- Given task -
Repeat every line below exactly as it reads.

[Start Input rows]

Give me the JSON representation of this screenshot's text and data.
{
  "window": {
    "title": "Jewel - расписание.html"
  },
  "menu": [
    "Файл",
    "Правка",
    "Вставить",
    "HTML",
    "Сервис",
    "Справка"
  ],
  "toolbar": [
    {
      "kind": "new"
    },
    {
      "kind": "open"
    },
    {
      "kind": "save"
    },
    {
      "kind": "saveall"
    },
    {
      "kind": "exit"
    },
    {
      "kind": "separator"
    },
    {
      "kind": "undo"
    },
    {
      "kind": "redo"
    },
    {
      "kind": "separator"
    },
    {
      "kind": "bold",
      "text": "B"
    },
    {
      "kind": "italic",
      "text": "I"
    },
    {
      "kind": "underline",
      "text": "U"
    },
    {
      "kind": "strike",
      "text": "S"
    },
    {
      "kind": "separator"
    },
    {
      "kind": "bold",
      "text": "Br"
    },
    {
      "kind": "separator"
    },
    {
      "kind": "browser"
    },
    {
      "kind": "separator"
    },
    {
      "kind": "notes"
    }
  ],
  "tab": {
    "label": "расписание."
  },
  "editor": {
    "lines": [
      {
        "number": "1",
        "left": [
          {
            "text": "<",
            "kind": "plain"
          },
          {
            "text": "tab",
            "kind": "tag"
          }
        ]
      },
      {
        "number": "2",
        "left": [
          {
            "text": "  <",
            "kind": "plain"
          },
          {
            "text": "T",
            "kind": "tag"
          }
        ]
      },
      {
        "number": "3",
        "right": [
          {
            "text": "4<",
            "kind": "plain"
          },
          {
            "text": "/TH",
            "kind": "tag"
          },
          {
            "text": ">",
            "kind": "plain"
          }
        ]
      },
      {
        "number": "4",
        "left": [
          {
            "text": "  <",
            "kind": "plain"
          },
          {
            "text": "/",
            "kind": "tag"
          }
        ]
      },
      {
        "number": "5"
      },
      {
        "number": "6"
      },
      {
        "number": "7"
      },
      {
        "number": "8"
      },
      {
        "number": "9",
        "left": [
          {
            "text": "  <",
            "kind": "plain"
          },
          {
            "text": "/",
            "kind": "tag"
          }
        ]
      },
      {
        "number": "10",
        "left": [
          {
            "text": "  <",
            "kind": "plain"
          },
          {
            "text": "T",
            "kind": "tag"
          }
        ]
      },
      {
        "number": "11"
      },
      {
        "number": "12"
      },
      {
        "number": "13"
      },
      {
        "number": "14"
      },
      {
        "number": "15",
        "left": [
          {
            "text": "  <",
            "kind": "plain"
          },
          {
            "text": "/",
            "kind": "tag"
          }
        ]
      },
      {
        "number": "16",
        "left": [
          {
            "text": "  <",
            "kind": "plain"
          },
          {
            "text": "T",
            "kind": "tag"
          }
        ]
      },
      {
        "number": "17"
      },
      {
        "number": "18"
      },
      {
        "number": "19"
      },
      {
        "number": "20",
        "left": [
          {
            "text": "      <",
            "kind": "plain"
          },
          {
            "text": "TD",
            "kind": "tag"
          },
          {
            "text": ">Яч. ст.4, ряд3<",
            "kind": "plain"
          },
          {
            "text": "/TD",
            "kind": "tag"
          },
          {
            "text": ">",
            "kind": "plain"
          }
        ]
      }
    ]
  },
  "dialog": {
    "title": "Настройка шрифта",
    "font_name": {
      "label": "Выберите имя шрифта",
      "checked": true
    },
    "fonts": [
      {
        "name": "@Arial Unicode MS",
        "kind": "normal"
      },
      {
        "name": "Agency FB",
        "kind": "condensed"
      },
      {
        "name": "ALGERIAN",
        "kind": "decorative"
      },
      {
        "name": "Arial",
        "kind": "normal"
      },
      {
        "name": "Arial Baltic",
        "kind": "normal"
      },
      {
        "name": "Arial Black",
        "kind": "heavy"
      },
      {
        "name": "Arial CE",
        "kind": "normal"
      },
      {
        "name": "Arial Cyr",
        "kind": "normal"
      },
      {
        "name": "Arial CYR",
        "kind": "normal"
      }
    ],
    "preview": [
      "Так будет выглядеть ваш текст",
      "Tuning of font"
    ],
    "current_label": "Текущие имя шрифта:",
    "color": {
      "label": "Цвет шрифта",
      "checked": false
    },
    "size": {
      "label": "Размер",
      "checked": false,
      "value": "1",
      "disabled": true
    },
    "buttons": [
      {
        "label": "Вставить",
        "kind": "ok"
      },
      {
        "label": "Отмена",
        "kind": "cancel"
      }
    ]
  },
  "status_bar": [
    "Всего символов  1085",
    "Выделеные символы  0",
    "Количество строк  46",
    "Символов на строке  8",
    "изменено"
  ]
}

[End Input rows]

- Answer in full -
Give me the JSON representation of this screenshot's text and data.
{
  "window": {
    "title": "Jewel - расписание.html"
  },
  "menu": [
    "Файл",
    "Правка",
    "Вставить",
    "HTML",
    "Сервис",
    "Справка"
  ],
  "toolbar": [
    {
      "kind": "new"
    },
    {
      "kind": "open"
    },
    {
      "kind": "save"
    },
    {
      "kind": "saveall"
    },
    {
      "kind": "exit"
    },
    {
      "kind": "separator"
    },
    {
      "kind": "undo"
    },
    {
      "kind": "redo"
    },
    {
      "kind": "separator"
    },
    {
      "kind": "bold",
      "text": "B"
    },
    {
      "kind": "italic",
      "text": "I"
    },
    {
      "kind": "underline",
      "text": "U"
    },
    {
      "kind": "strike",
      "text": "S"
    },
    {
      "kind": "separator"
    },
    {
      "kind": "bold",
      "text": "Br"
    },
    {
      "kind": "separator"
    },
    {
      "kind": "browser"
    },
    {
      "kind": "separator"
    },
    {
      "kind": "notes"
    }
  ],
  "tab": {
    "label": "расписание."
  },
  "editor": {
    "lines": [
      {
        "number": "1",
        "left": [
          {
            "text": "<",
            "kind": "plain"
          },
          {
            "text": "tab",
            "kind": "tag"
          }
        ]
      },
      {
        "number": "2",
        "left": [
          {
            "text": "  <",
            "kind": "plain"
          },
          {
            "text": "T",
            "kind": "tag"
          }
        ]
      },
      {
        "number": "3",
        "right": [
          {
            "text": "4<",
            "kind": "plain"
          },
          {
            "text": "/TH",
            "kind": "tag"
          },
          {
            "text": ">",
            "kind": "plain"
          }
        ]
      },
      {
        "number": "4",
        "left": [
          {
            "text": "  <",
            "kind": "plain"
          },
          {
            "text": "/",
            "kind": "tag"
          }
        ]
      },
      {
        "number": "5"
      },
      {
        "number": "6"
      },
      {
        "number": "7"
      },
      {
        "number": "8"
      },
      {
        "number": "9",
        "left": [
          {
            "text": "  <",
            "kind": "plain"
          },
          {
            "text": "/",
            "kind": "tag"
          }
        ]
      },
      {
        "number": "10",
        "left": [
          {
            "text": "  <",
            "kind": "plain"
          },
          {
            "text": "T",
            "kind": "tag"
          }
        ]
      },
      {
        "number": "11"
      },
      {
        "number": "12"
      },
      {
        "number": "13"
      },
      {
        "number": "14"
      },
      {
        "number": "15",
        "left": [
          {
            "text": "  <",
            "kind": "plain"
          },
          {
            "text": "/",
            "kind": "tag"
          }
        ]
      },
      {
        "number": "16",
        "left": [
          {
            "text": "  <",
            "kind": "plain"
          },
          {
            "text": "T",
            "kind": "tag"
          }
        ]
      },
      {
        "number": "17"
      },
      {
        "number": "18"
      },
      {
        "number": "19"
      },
      {
        "number": "20",
        "left": [
          {
            "text": "      <",
            "kind": "plain"
          },
          {
            "text": "TD",
            "kind": "tag"
          },
          {
            "text": ">Яч. ст.4, ряд3<",
            "kind": "plain"
          },
          {
            "text": "/TD",
            "kind": "tag"
          },
          {
            "text": ">",
            "kind": "plain"
          }
        ]
      }
    ]
  },
  "dialog": {
    "title": "Настройка шрифта",
    "font_name": {
      "label": "Выберите имя шрифта",
      "checked": true
    },
    "fonts": [
      {
        "name": "@Arial Unicode MS",
        "kind": "normal"
      },
      {
        "name": "Agency FB",
        "kind": "condensed"
      },
      {
        "name": "ALGERIAN",
        "kind": "decorative"
      },
      {
        "name": "Arial",
        "kind": "normal"
      },
      {
        "name": "Arial Baltic",
        "kind": "normal"
      },
      {
        "name": "Arial Black",
        "kind": "heavy"
      },
      {
        "name": "Arial CE",
        "kind": "normal"
      },
      {
        "name": "Arial Cyr",
        "kind": "normal"
      },
      {
        "name": "Arial CYR",
        "kind": "normal"
      }
    ],
    "preview": [
      "Так будет выглядеть ваш текст",
      "Tuning of font"
    ],
    "current_label": "Текущие имя шрифта:",
    "color": {
      "label": "Цвет шрифта",
      "checked": false
    },
    "size": {
      "label": "Размер",
      "checked": false,
      "value": "1",
      "disabled": true
    },
    "buttons": [
      {
        "label": "Вставить",
        "kind": "ok"
      },
      {
        "label": "Отмена",
        "kind": "cancel"
      }
    ]
  },
  "status_bar": [
    "Всего символов  1085",
    "Выделеные символы  0",
    "Количество строк  46",
    "Символов на строке  8",
    "изменено"
  ]
}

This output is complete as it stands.